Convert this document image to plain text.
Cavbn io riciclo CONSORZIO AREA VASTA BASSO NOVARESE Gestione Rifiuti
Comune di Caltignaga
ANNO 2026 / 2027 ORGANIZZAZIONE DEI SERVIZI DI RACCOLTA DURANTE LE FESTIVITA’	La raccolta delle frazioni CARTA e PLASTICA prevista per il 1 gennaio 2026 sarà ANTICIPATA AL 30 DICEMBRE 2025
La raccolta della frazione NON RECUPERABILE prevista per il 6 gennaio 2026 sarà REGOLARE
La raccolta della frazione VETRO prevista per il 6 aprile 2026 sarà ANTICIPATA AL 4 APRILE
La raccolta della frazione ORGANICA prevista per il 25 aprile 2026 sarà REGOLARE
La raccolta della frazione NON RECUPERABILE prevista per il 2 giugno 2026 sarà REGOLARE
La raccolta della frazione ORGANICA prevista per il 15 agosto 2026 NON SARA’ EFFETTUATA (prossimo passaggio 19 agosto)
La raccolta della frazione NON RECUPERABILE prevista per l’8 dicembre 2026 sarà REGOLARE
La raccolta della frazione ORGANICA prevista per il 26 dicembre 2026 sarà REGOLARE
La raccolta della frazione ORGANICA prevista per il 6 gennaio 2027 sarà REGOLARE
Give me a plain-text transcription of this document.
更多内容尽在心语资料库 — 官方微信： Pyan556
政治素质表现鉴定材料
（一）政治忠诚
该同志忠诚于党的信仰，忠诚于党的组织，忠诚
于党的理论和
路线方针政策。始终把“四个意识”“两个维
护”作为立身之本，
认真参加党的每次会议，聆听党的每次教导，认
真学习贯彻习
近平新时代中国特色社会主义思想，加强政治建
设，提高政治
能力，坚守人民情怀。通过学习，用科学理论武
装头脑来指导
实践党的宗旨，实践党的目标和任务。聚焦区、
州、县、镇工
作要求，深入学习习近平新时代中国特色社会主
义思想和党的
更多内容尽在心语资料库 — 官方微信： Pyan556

+--

Written problem - From the "Give me a plain-text" line to the close of the listing, restate each line word for word.

Written response -
Give me a plain-text transcription of this document.
更多内容尽在心语资料库 — 官方微信： Pyan556
政治素质表现鉴定材料
（一）政治忠诚
该同志忠诚于党的信仰，忠诚于党的组织，忠诚
于党的理论和
路线方针政策。始终把“四个意识”“两个维
护”作为立身之本，
认真参加党的每次会议，聆听党的每次教导，认
真学习贯彻习
近平新时代中国特色社会主义思想，加强政治建
设，提高政治
能力，坚守人民情怀。通过学习，用科学理论武
装头脑来指导
实践党的宗旨，实践党的目标和任务。聚焦区、
州、县、镇工
作要求，深入学习习近平新时代中国特色社会主
义思想和党的
更多内容尽在心语资料库 — 官方微信： Pyan556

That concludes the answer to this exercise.